* **AIM OF THE TASK**
Images are not part of the copy; transcribe all the data exactly.

* **ENTRIES**

******************************

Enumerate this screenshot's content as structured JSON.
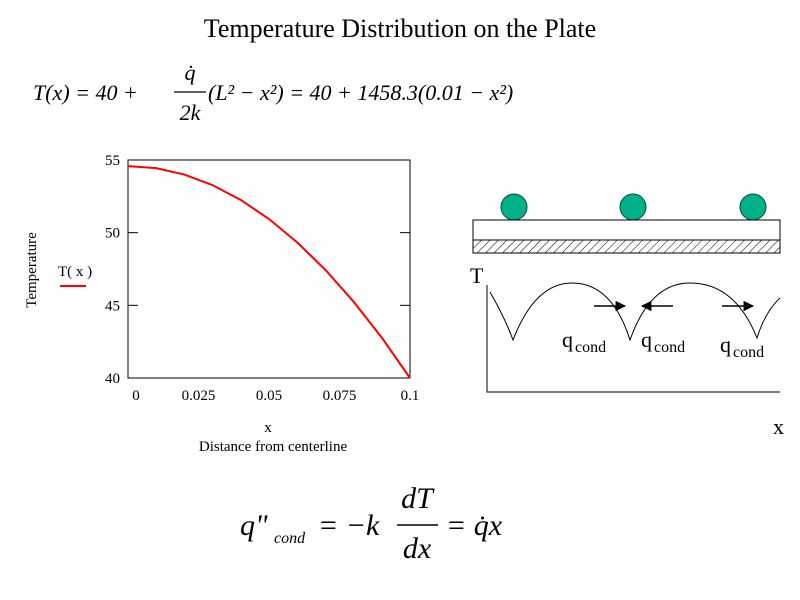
{
  "title": "Temperature Distribution on the Plate",
  "equation_top": {
    "lhs": "T(x) = 40 +",
    "numerator": "q̇",
    "denominator": "2k",
    "rhs": "(L² − x²) = 40 + 1458.3(0.01 − x²)"
  },
  "equation_bottom": {
    "lhs": "q\"",
    "subscript": "cond",
    "middle": "= −k",
    "numerator": "dT",
    "denominator": "dx",
    "rhs": "= q̇x"
  },
  "chart_data": {
    "type": "line",
    "x_label": "x",
    "x_sublabel": "Distance from centerline",
    "y_label": "Temperature",
    "x": [
      0,
      0.01,
      0.02,
      0.03,
      0.04,
      0.05,
      0.06,
      0.07,
      0.08,
      0.09,
      0.1
    ],
    "series": [
      {
        "name": "T( x )",
        "color": "#ff0000",
        "values": [
          54.58,
          54.44,
          54.0,
          53.27,
          52.25,
          50.94,
          49.33,
          47.44,
          45.25,
          42.78,
          40.0
        ]
      }
    ],
    "xlim": [
      0,
      0.1
    ],
    "ylim": [
      40,
      55
    ],
    "xticks": [
      0,
      0.025,
      0.05,
      0.075,
      0.1
    ],
    "yticks": [
      40,
      45,
      50,
      55
    ]
  },
  "diagram": {
    "y_label": "T",
    "x_label": "x",
    "flux_labels": [
      {
        "q": "q",
        "sub": "cond"
      },
      {
        "q": "q",
        "sub": "cond"
      },
      {
        "q": "q",
        "sub": "cond"
      }
    ]
  }
}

******************************

* **IN RESPONSE**
Enumerate this screenshot's content as structured JSON.
{
  "title": "Temperature Distribution on the Plate",
  "equation_top": {
    "lhs": "T(x) = 40 +",
    "numerator": "q̇",
    "denominator": "2k",
    "rhs": "(L² − x²) = 40 + 1458.3(0.01 − x²)"
  },
  "equation_bottom": {
    "lhs": "q\"",
    "subscript": "cond",
    "middle": "= −k",
    "numerator": "dT",
    "denominator": "dx",
    "rhs": "= q̇x"
  },
  "chart_data": {
    "type": "line",
    "x_label": "x",
    "x_sublabel": "Distance from centerline",
    "y_label": "Temperature",
    "x": [
      0,
      0.01,
      0.02,
      0.03,
      0.04,
      0.05,
      0.06,
      0.07,
      0.08,
      0.09,
      0.1
    ],
    "series": [
      {
        "name": "T( x )",
        "color": "#ff0000",
        "values": [
          54.58,
          54.44,
          54.0,
          53.27,
          52.25,
          50.94,
          49.33,
          47.44,
          45.25,
          42.78,
          40.0
        ]
      }
    ],
    "xlim": [
      0,
      0.1
    ],
    "ylim": [
      40,
      55
    ],
    "xticks": [
      0,
      0.025,
      0.05,
      0.075,
      0.1
    ],
    "yticks": [
      40,
      45,
      50,
      55
    ]
  },
  "diagram": {
    "y_label": "T",
    "x_label": "x",
    "flux_labels": [
      {
        "q": "q",
        "sub": "cond"
      },
      {
        "q": "q",
        "sub": "cond"
      },
      {
        "q": "q",
        "sub": "cond"
      }
    ]
  }
}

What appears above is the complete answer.